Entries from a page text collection
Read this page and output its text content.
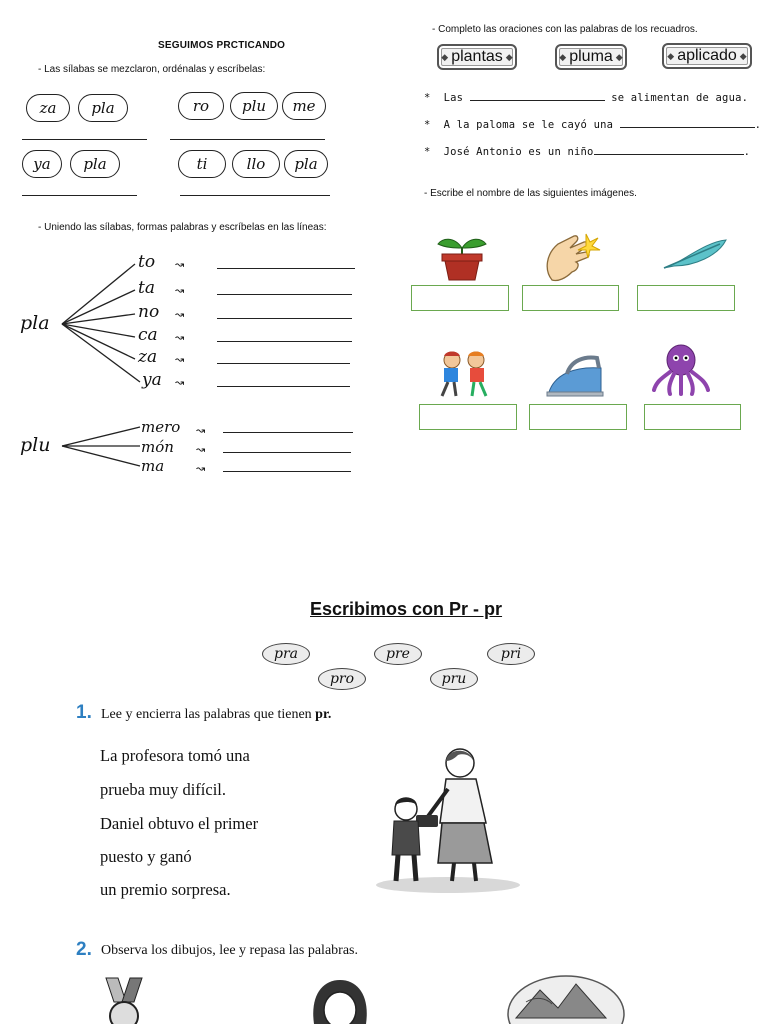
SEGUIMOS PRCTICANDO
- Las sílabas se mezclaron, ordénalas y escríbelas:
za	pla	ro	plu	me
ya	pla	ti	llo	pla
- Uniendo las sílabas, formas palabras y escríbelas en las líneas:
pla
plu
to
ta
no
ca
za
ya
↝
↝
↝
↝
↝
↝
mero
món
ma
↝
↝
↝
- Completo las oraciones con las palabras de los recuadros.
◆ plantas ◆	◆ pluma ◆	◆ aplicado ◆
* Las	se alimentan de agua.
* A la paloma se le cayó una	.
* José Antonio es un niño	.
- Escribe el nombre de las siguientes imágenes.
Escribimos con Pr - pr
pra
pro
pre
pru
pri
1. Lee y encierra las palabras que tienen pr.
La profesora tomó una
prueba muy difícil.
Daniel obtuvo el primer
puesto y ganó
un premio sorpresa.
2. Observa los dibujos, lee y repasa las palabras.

What is required >> Could you output all the entries above exactly as written, leaving out the pictures?

Answer space >>
Read this page and output its text content.
SEGUIMOS PRCTICANDO
- Las sílabas se mezclaron, ordénalas y escríbelas:
za	pla	ro	plu	me
ya	pla	ti	llo	pla
- Uniendo las sílabas, formas palabras y escríbelas en las líneas:
pla
plu
to
ta
no
ca
za
ya
↝
↝
↝
↝
↝
↝
mero
món
ma
↝
↝
↝
- Completo las oraciones con las palabras de los recuadros.
◆ plantas ◆	◆ pluma ◆	◆ aplicado ◆
* Las	se alimentan de agua.
* A la paloma se le cayó una	.
* José Antonio es un niño	.
- Escribe el nombre de las siguientes imágenes.
Escribimos con Pr - pr
pra
pro
pre
pru
pri
1. Lee y encierra las palabras que tienen pr.
La profesora tomó una
prueba muy difícil.
Daniel obtuvo el primer
puesto y ganó
un premio sorpresa.
2. Observa los dibujos, lee y repasa las palabras.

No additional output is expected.